■ **WHAT THE EXERCISE ASKS**
Copy every line of the listing exactly.
-=-=-
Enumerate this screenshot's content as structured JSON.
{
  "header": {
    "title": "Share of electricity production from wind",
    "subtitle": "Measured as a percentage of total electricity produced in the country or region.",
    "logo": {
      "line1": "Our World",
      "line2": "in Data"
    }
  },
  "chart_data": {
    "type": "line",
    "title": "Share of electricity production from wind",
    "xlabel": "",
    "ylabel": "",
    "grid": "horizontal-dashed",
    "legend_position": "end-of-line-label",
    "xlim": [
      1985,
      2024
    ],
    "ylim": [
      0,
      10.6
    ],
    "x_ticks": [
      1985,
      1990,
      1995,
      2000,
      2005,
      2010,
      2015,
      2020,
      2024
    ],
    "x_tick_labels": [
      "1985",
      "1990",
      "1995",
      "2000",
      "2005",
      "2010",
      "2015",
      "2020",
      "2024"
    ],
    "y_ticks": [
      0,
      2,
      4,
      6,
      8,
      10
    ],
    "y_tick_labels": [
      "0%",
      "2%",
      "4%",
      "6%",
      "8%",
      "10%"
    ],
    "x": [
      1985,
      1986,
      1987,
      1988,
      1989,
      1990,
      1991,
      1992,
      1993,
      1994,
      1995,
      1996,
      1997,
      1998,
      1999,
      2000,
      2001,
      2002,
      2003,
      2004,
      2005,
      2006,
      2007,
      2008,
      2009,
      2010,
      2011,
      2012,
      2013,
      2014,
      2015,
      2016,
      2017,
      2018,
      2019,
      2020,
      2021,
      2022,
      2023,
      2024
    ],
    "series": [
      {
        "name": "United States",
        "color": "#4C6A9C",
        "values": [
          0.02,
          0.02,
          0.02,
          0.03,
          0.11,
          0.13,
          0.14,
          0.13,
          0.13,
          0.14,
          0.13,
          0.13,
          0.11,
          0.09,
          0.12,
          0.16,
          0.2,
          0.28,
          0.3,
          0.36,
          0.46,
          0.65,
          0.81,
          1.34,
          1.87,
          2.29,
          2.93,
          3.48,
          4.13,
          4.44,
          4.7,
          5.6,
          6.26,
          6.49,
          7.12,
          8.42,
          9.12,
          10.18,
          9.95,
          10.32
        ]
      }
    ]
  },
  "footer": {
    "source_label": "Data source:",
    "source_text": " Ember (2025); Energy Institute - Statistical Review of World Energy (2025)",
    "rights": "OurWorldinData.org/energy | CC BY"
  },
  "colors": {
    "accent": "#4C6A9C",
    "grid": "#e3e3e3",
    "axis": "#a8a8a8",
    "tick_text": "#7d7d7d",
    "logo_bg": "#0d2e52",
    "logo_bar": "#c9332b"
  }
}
-=-=-
■ **THE RESULT**
Enumerate this screenshot's content as structured JSON.
{
  "header": {
    "title": "Share of electricity production from wind",
    "subtitle": "Measured as a percentage of total electricity produced in the country or region.",
    "logo": {
      "line1": "Our World",
      "line2": "in Data"
    }
  },
  "chart_data": {
    "type": "line",
    "title": "Share of electricity production from wind",
    "xlabel": "",
    "ylabel": "",
    "grid": "horizontal-dashed",
    "legend_position": "end-of-line-label",
    "xlim": [
      1985,
      2024
    ],
    "ylim": [
      0,
      10.6
    ],
    "x_ticks": [
      1985,
      1990,
      1995,
      2000,
      2005,
      2010,
      2015,
      2020,
      2024
    ],
    "x_tick_labels": [
      "1985",
      "1990",
      "1995",
      "2000",
      "2005",
      "2010",
      "2015",
      "2020",
      "2024"
    ],
    "y_ticks": [
      0,
      2,
      4,
      6,
      8,
      10
    ],
    "y_tick_labels": [
      "0%",
      "2%",
      "4%",
      "6%",
      "8%",
      "10%"
    ],
    "x": [
      1985,
      1986,
      1987,
      1988,
      1989,
      1990,
      1991,
      1992,
      1993,
      1994,
      1995,
      1996,
      1997,
      1998,
      1999,
      2000,
      2001,
      2002,
      2003,
      2004,
      2005,
      2006,
      2007,
      2008,
      2009,
      2010,
      2011,
      2012,
      2013,
      2014,
      2015,
      2016,
      2017,
      2018,
      2019,
      2020,
      2021,
      2022,
      2023,
      2024
    ],
    "series": [
      {
        "name": "United States",
        "color": "#4C6A9C",
        "values": [
          0.02,
          0.02,
          0.02,
          0.03,
          0.11,
          0.13,
          0.14,
          0.13,
          0.13,
          0.14,
          0.13,
          0.13,
          0.11,
          0.09,
          0.12,
          0.16,
          0.2,
          0.28,
          0.3,
          0.36,
          0.46,
          0.65,
          0.81,
          1.34,
          1.87,
          2.29,
          2.93,
          3.48,
          4.13,
          4.44,
          4.7,
          5.6,
          6.26,
          6.49,
          7.12,
          8.42,
          9.12,
          10.18,
          9.95,
          10.32
        ]
      }
    ]
  },
  "footer": {
    "source_label": "Data source:",
    "source_text": " Ember (2025); Energy Institute - Statistical Review of World Energy (2025)",
    "rights": "OurWorldinData.org/energy | CC BY"
  },
  "colors": {
    "accent": "#4C6A9C",
    "grid": "#e3e3e3",
    "axis": "#a8a8a8",
    "tick_text": "#7d7d7d",
    "logo_bg": "#0d2e52",
    "logo_bar": "#c9332b"
  }
}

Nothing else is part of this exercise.